**Task requirements**
Note each line of the listing that contains the string "mobile", and copy it.

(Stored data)

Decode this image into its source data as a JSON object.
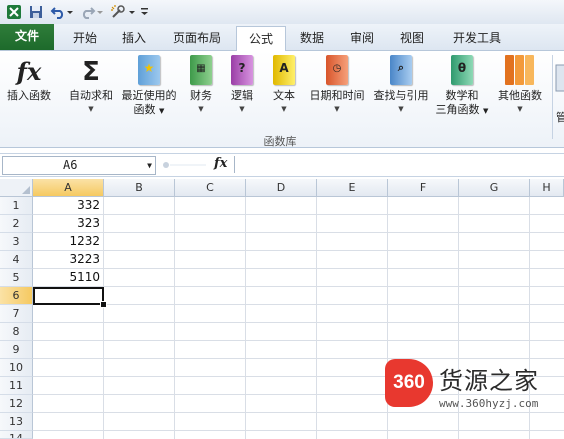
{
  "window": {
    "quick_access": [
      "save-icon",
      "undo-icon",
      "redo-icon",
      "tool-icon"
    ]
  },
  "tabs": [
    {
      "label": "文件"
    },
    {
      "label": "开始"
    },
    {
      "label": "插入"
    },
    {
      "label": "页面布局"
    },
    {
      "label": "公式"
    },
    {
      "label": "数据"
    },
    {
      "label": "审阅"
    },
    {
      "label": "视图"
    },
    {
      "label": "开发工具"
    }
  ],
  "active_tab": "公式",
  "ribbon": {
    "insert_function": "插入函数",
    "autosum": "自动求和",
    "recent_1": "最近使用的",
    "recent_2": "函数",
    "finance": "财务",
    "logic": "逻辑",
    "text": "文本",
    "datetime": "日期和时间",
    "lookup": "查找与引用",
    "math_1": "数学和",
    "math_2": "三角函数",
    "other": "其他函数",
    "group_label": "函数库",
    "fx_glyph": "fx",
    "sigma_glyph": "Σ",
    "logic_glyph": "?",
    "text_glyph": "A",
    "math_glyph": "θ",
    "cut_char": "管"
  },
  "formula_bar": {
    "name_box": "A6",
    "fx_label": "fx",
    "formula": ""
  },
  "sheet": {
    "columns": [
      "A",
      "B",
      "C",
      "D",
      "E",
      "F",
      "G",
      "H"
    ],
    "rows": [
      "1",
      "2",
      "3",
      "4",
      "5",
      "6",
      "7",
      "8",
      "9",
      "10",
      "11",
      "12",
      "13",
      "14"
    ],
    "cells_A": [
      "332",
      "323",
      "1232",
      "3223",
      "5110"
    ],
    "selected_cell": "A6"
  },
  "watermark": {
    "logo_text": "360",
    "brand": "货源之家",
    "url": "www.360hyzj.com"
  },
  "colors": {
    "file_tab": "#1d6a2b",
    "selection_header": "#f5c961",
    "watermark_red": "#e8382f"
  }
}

* * *

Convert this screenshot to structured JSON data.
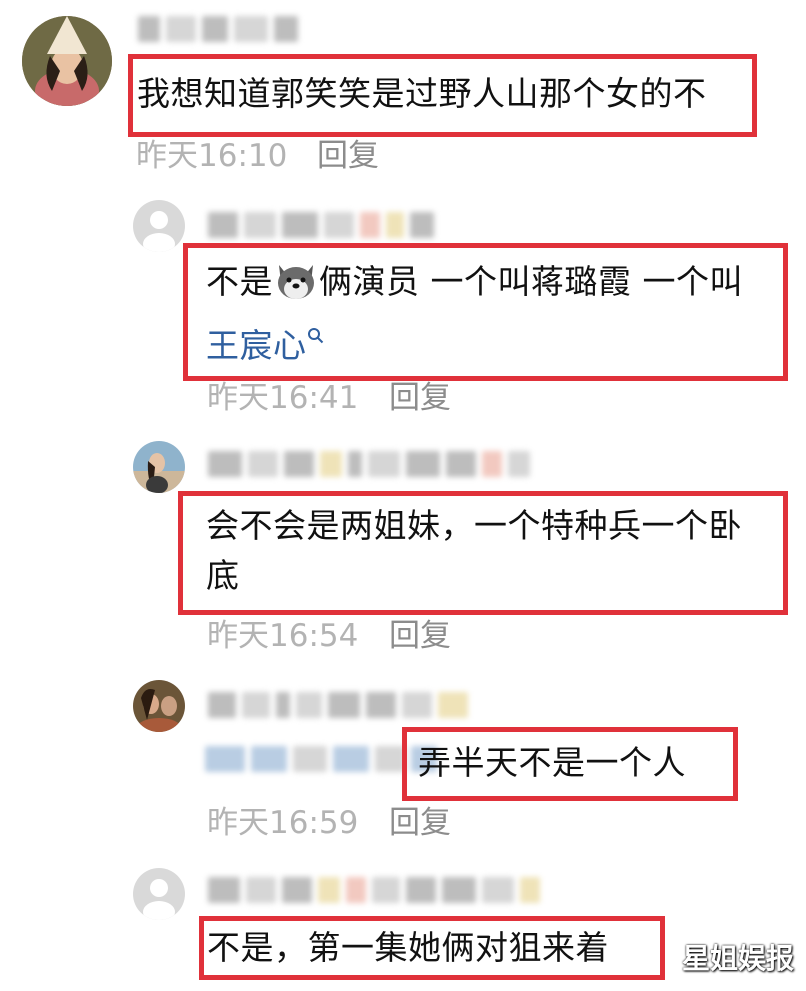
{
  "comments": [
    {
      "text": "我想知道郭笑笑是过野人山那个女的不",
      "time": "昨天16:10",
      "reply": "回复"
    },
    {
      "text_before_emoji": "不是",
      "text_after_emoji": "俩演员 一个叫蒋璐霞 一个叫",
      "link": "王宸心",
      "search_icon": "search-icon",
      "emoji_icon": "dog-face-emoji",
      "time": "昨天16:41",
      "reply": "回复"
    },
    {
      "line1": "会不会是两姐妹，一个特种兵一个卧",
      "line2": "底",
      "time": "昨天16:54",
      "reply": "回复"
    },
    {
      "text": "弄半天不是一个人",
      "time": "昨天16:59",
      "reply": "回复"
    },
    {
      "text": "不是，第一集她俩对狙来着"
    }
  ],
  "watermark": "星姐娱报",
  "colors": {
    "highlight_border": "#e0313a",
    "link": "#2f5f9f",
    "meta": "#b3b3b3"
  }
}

---

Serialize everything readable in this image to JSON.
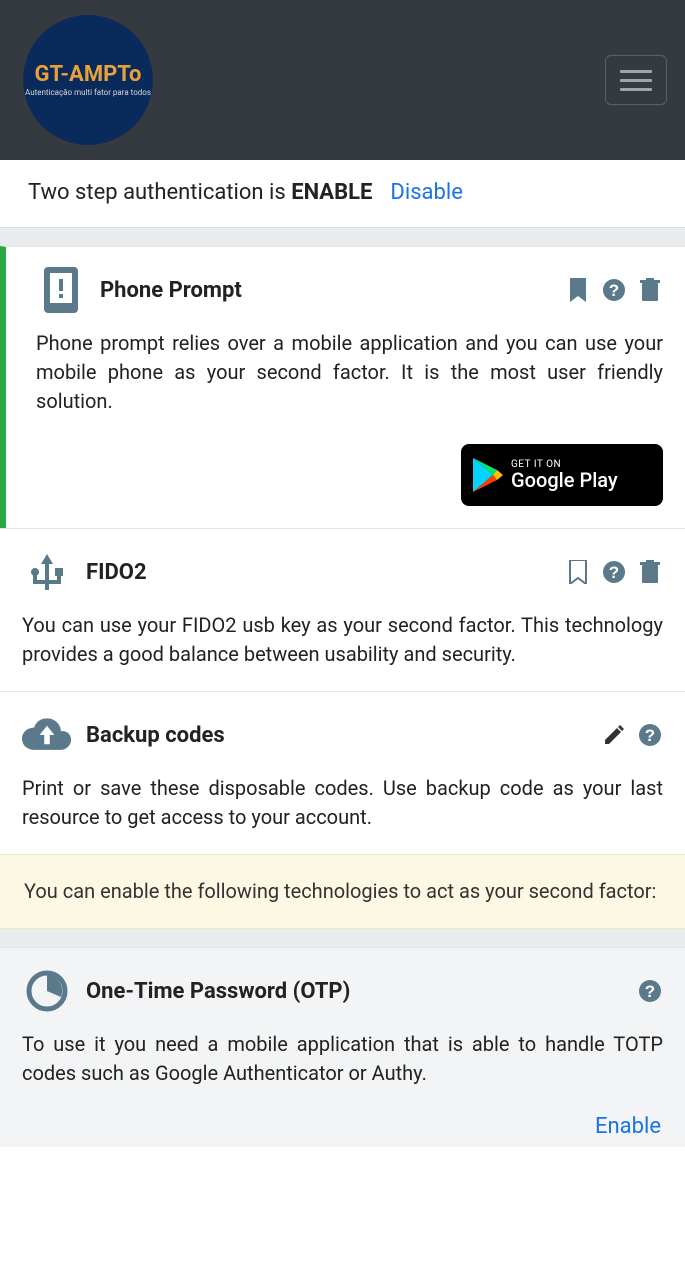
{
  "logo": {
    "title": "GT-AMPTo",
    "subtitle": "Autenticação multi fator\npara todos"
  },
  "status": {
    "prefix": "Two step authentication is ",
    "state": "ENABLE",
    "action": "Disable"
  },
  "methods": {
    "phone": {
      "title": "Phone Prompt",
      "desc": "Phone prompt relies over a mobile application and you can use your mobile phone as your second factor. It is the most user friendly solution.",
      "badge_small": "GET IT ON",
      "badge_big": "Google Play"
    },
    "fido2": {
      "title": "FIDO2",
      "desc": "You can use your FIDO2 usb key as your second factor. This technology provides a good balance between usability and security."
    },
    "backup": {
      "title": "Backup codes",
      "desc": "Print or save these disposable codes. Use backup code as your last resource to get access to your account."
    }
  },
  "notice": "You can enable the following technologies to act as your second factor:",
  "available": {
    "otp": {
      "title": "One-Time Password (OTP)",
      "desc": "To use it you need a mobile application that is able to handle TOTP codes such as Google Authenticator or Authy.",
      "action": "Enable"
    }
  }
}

**Result of the exercise**
      "desc": "Phone prompt relies over a mobile application and you can use your mobile phone as your second factor. It is the most user friendly solution.",
      "desc": "To use it you need a mobile application that is able to handle TOTP codes such as Google Authenticator or Authy.",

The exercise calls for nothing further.